Go through the records and extract every line with the word "Spectrochim".
* START The input *
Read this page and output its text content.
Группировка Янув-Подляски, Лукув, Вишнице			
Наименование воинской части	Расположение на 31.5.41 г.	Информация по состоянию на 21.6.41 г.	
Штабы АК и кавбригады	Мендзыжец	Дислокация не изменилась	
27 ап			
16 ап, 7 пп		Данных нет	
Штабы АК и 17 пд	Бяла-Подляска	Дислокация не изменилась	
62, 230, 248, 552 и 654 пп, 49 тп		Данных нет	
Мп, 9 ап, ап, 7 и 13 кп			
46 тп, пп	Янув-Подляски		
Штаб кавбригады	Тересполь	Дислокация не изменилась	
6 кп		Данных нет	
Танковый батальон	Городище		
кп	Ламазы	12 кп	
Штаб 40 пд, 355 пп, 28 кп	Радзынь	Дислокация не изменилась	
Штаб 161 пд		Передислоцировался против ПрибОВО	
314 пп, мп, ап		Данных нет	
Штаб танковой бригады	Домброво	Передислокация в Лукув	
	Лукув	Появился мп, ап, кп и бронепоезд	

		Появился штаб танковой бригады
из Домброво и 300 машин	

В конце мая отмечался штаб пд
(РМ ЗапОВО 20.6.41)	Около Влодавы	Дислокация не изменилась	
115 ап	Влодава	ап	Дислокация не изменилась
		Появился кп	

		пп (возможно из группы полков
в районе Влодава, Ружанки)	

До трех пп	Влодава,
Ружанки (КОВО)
* END The input *
* START The input *
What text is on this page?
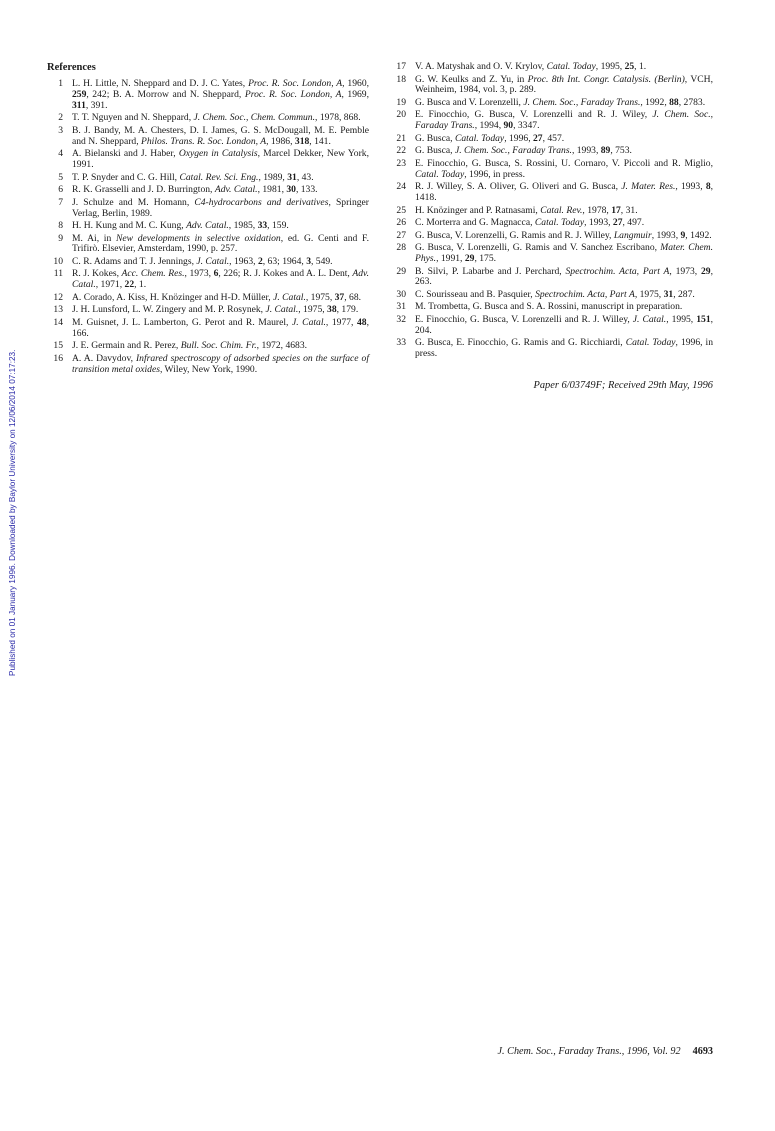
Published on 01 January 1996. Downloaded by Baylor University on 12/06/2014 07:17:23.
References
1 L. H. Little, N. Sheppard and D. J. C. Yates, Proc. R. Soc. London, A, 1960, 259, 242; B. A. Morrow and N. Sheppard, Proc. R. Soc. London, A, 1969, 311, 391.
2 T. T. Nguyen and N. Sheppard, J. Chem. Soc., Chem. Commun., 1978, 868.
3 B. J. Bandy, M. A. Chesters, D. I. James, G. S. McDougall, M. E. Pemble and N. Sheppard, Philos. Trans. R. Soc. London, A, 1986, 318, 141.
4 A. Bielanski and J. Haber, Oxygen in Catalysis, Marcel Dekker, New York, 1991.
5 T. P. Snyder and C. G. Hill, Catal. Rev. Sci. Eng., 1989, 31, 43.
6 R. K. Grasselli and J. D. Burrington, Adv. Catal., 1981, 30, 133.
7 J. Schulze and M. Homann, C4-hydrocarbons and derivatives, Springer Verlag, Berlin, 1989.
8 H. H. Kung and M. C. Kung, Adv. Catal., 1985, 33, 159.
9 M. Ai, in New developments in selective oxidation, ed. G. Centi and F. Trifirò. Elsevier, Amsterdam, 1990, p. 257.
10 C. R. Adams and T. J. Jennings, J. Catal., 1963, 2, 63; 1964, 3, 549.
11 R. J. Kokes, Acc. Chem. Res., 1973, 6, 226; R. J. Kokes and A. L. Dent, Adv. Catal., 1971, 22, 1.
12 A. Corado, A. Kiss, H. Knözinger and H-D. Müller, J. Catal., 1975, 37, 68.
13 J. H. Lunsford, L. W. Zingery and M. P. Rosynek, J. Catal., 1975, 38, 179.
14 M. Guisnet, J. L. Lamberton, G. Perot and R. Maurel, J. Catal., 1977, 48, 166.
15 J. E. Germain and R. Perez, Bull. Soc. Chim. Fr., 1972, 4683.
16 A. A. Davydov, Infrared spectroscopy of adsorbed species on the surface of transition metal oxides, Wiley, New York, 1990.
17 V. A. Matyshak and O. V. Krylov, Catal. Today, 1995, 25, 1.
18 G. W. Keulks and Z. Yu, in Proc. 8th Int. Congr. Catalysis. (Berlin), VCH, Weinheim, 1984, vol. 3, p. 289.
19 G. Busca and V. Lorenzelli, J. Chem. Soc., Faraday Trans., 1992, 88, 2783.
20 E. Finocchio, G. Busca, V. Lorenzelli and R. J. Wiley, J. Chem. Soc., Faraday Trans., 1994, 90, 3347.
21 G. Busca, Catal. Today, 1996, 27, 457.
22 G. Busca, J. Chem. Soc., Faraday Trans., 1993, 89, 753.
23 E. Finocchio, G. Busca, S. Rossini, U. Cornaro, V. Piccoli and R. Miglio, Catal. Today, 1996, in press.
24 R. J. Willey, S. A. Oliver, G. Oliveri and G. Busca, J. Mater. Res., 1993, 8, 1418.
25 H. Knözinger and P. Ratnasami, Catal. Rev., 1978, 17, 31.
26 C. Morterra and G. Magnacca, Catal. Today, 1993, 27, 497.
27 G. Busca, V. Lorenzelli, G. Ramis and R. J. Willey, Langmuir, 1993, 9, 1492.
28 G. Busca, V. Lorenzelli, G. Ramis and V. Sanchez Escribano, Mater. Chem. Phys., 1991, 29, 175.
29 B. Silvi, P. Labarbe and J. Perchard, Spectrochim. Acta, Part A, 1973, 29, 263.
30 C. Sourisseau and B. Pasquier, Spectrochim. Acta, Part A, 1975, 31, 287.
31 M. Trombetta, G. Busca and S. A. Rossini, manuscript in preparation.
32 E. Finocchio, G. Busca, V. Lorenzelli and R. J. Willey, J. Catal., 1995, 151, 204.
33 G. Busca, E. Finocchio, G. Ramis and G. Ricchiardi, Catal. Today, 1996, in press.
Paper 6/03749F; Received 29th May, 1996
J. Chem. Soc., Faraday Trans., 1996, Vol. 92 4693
* END The input *
**Problem solution:**
29 B. Silvi, P. Labarbe and J. Perchard, Spectrochim. Acta, Part A, 1973, 29, 263.
30 C. Sourisseau and B. Pasquier, Spectrochim. Acta, Part A, 1975, 31, 287.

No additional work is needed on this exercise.